* What to work on *
Reproduce the data in its entirety, exactly as supplied.

--- start Data entries ---

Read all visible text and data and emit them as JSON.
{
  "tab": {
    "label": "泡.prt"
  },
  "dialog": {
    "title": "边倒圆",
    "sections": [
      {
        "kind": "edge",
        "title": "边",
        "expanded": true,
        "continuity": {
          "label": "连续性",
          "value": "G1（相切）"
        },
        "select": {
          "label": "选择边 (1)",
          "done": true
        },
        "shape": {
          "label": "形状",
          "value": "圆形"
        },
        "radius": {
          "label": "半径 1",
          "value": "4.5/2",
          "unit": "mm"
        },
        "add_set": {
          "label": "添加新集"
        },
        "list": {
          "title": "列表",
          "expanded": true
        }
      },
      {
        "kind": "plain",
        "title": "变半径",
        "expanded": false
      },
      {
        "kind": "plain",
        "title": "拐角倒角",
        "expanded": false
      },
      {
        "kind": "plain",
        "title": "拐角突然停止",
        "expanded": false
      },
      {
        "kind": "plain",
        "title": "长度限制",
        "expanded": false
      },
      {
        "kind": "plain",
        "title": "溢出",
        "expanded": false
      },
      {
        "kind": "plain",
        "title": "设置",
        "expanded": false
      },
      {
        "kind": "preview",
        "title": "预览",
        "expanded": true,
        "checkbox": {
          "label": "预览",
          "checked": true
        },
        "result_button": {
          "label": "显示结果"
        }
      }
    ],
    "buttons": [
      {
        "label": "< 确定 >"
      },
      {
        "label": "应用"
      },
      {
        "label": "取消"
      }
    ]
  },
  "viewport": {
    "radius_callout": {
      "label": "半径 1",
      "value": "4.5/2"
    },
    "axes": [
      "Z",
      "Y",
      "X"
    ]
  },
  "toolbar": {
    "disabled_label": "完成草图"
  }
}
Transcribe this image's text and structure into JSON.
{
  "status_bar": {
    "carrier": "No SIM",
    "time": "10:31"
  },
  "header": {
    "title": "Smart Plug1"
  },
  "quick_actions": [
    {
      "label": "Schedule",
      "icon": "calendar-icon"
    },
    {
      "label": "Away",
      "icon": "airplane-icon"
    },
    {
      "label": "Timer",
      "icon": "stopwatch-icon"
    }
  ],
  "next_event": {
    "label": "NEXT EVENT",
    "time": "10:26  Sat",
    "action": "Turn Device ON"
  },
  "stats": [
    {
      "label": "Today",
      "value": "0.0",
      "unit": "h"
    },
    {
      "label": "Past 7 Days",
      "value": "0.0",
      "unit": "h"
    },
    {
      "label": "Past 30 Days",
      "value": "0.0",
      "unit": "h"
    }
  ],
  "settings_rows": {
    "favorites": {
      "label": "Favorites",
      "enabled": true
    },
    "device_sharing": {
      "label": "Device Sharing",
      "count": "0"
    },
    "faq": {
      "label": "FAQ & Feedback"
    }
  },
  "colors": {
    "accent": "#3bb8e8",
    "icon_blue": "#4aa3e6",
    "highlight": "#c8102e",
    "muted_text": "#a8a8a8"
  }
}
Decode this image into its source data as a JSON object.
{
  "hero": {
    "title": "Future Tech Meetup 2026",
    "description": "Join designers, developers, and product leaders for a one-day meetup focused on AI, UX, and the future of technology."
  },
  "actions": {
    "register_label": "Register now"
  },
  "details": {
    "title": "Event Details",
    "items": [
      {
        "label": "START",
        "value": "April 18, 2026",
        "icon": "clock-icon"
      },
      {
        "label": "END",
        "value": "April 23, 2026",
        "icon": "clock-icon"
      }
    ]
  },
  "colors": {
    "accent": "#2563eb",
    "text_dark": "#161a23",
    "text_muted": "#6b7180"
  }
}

--- end Data entries ---

* Exercise answer *
Read all visible text and data and emit them as JSON.
{
  "tab": {
    "label": "泡.prt"
  },
  "dialog": {
    "title": "边倒圆",
    "sections": [
      {
        "kind": "edge",
        "title": "边",
        "expanded": true,
        "continuity": {
          "label": "连续性",
          "value": "G1（相切）"
        },
        "select": {
          "label": "选择边 (1)",
          "done": true
        },
        "shape": {
          "label": "形状",
          "value": "圆形"
        },
        "radius": {
          "label": "半径 1",
          "value": "4.5/2",
          "unit": "mm"
        },
        "add_set": {
          "label": "添加新集"
        },
        "list": {
          "title": "列表",
          "expanded": true
        }
      },
      {
        "kind": "plain",
        "title": "变半径",
        "expanded": false
      },
      {
        "kind": "plain",
        "title": "拐角倒角",
        "expanded": false
      },
      {
        "kind": "plain",
        "title": "拐角突然停止",
        "expanded": false
      },
      {
        "kind": "plain",
        "title": "长度限制",
        "expanded": false
      },
      {
        "kind": "plain",
        "title": "溢出",
        "expanded": false
      },
      {
        "kind": "plain",
        "title": "设置",
        "expanded": false
      },
      {
        "kind": "preview",
        "title": "预览",
        "expanded": true,
        "checkbox": {
          "label": "预览",
          "checked": true
        },
        "result_button": {
          "label": "显示结果"
        }
      }
    ],
    "buttons": [
      {
        "label": "< 确定 >"
      },
      {
        "label": "应用"
      },
      {
        "label": "取消"
      }
    ]
  },
  "viewport": {
    "radius_callout": {
      "label": "半径 1",
      "value": "4.5/2"
    },
    "axes": [
      "Z",
      "Y",
      "X"
    ]
  },
  "toolbar": {
    "disabled_label": "完成草图"
  }
}
Transcribe this image's text and structure into JSON.
{
  "status_bar": {
    "carrier": "No SIM",
    "time": "10:31"
  },
  "header": {
    "title": "Smart Plug1"
  },
  "quick_actions": [
    {
      "label": "Schedule",
      "icon": "calendar-icon"
    },
    {
      "label": "Away",
      "icon": "airplane-icon"
    },
    {
      "label": "Timer",
      "icon": "stopwatch-icon"
    }
  ],
  "next_event": {
    "label": "NEXT EVENT",
    "time": "10:26  Sat",
    "action": "Turn Device ON"
  },
  "stats": [
    {
      "label": "Today",
      "value": "0.0",
      "unit": "h"
    },
    {
      "label": "Past 7 Days",
      "value": "0.0",
      "unit": "h"
    },
    {
      "label": "Past 30 Days",
      "value": "0.0",
      "unit": "h"
    }
  ],
  "settings_rows": {
    "favorites": {
      "label": "Favorites",
      "enabled": true
    },
    "device_sharing": {
      "label": "Device Sharing",
      "count": "0"
    },
    "faq": {
      "label": "FAQ & Feedback"
    }
  },
  "colors": {
    "accent": "#3bb8e8",
    "icon_blue": "#4aa3e6",
    "highlight": "#c8102e",
    "muted_text": "#a8a8a8"
  }
}
Decode this image into its source data as a JSON object.
{
  "hero": {
    "title": "Future Tech Meetup 2026",
    "description": "Join designers, developers, and product leaders for a one-day meetup focused on AI, UX, and the future of technology."
  },
  "actions": {
    "register_label": "Register now"
  },
  "details": {
    "title": "Event Details",
    "items": [
      {
        "label": "START",
        "value": "April 18, 2026",
        "icon": "clock-icon"
      },
      {
        "label": "END",
        "value": "April 23, 2026",
        "icon": "clock-icon"
      }
    ]
  },
  "colors": {
    "accent": "#2563eb",
    "text_dark": "#161a23",
    "text_muted": "#6b7180"
  }
}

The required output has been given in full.